#### EXERCISE DATA ####

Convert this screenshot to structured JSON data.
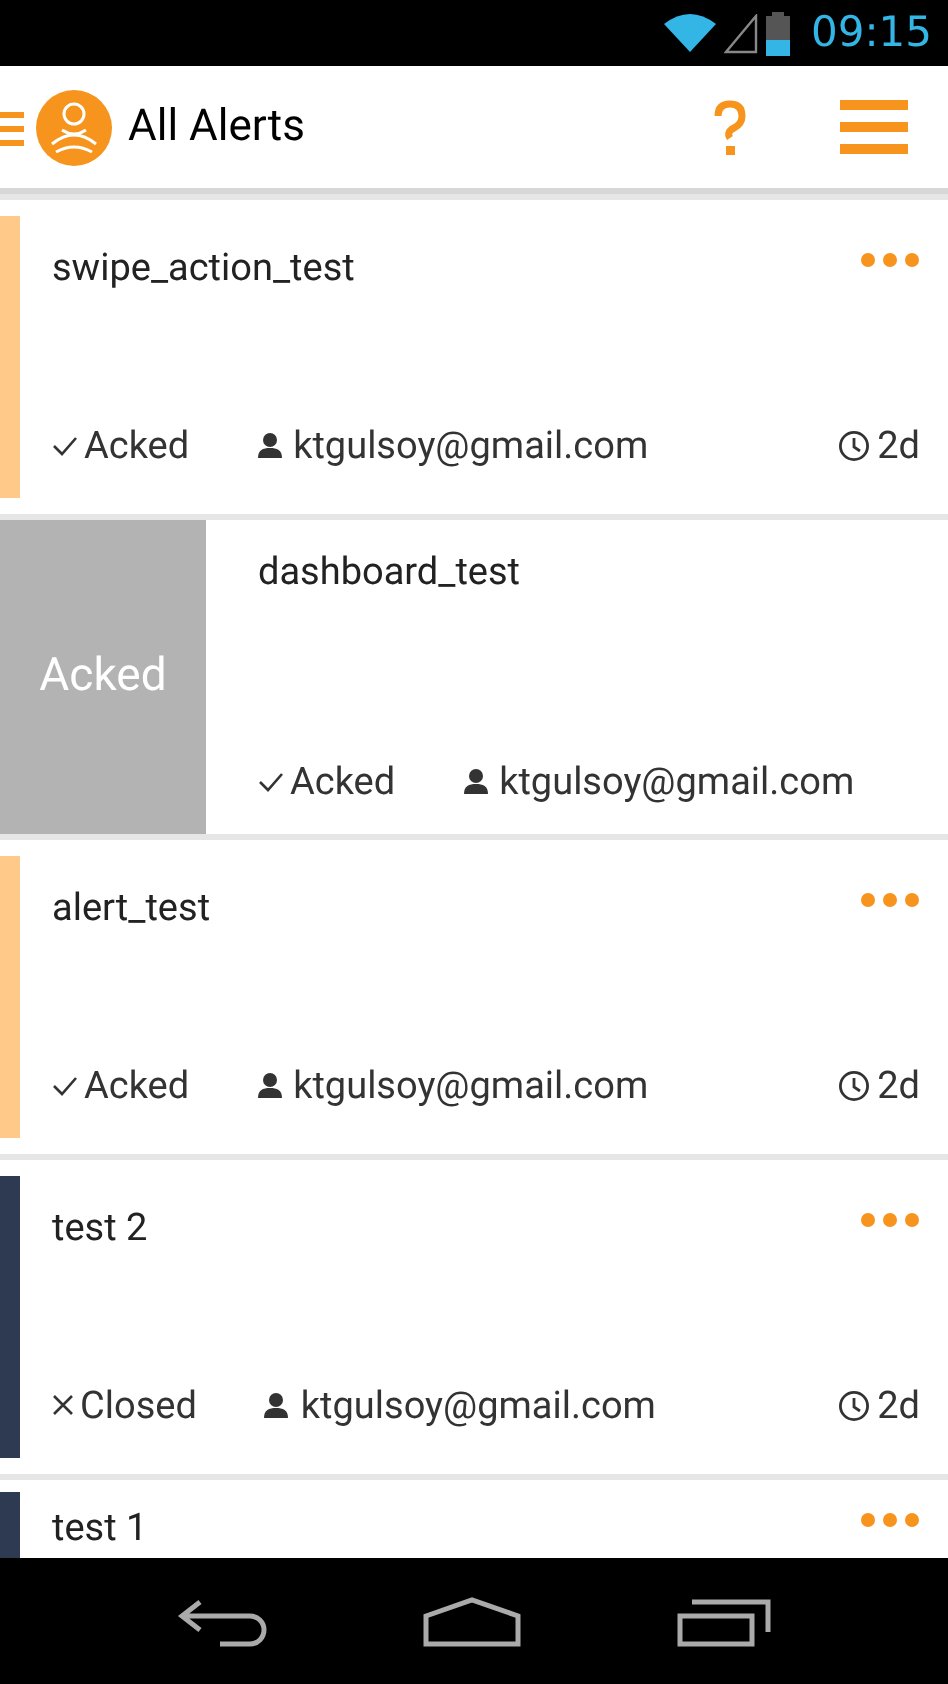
{
  "status_bar": {
    "time": "09:15"
  },
  "header": {
    "title": "All Alerts"
  },
  "alerts": [
    {
      "title": "swipe_action_test",
      "kind": "acked",
      "status": "Acked",
      "user": "ktgulsoy@gmail.com",
      "age": "2d",
      "color": "#ffc98a",
      "swiped": false
    },
    {
      "title": "dashboard_test",
      "kind": "acked",
      "status": "Acked",
      "user": "ktgulsoy@gmail.com",
      "swiped": true,
      "swipe_label": "Acked"
    },
    {
      "title": "alert_test",
      "kind": "acked",
      "status": "Acked",
      "user": "ktgulsoy@gmail.com",
      "age": "2d",
      "color": "#ffc98a",
      "swiped": false
    },
    {
      "title": "test 2",
      "kind": "closed",
      "status": "Closed",
      "user": "ktgulsoy@gmail.com",
      "age": "2d",
      "color": "#2e3a52",
      "swiped": false
    },
    {
      "title": "test 1",
      "color": "#2e3a52",
      "swiped": false
    }
  ]
}
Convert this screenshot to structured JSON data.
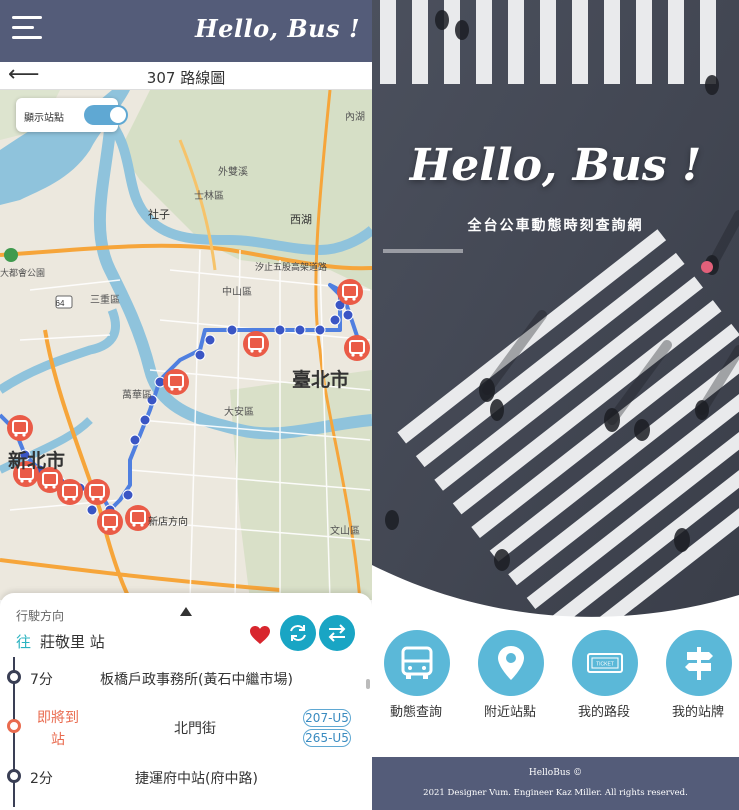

####

YOUR INSTRUCTIONS: Among the lines of the material above, how many include the string "title"? Report only that number.

COMPLETE RESPONSE: 6